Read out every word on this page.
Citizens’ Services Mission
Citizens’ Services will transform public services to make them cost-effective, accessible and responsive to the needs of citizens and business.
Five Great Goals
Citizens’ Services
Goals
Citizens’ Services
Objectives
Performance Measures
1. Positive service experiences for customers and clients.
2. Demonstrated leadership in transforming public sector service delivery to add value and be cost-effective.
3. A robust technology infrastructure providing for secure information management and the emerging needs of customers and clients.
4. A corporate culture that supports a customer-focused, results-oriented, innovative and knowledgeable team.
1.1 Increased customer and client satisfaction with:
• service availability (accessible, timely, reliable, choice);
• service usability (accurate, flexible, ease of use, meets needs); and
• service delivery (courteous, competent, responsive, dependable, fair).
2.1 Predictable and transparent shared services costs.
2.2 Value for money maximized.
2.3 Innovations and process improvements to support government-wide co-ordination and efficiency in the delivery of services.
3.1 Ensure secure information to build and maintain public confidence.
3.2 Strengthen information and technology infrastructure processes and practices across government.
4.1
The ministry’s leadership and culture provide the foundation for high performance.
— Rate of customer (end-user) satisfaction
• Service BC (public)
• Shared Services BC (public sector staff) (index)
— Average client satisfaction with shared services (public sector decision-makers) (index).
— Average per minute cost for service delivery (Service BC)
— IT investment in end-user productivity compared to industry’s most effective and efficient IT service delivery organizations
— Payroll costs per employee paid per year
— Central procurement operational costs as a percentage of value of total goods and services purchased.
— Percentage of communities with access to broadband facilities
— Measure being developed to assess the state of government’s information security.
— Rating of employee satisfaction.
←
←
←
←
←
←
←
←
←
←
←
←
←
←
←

What you should do: Only lines holding the string "government" are wanted; gather each one from the entries above.

Reply:
2.3 Innovations and process improvements to support government-wide co-ordination and efficiency in the delivery of services.
3.2 Strengthen information and technology infrastructure processes and practices across government.
— Measure being developed to assess the state of government’s information security.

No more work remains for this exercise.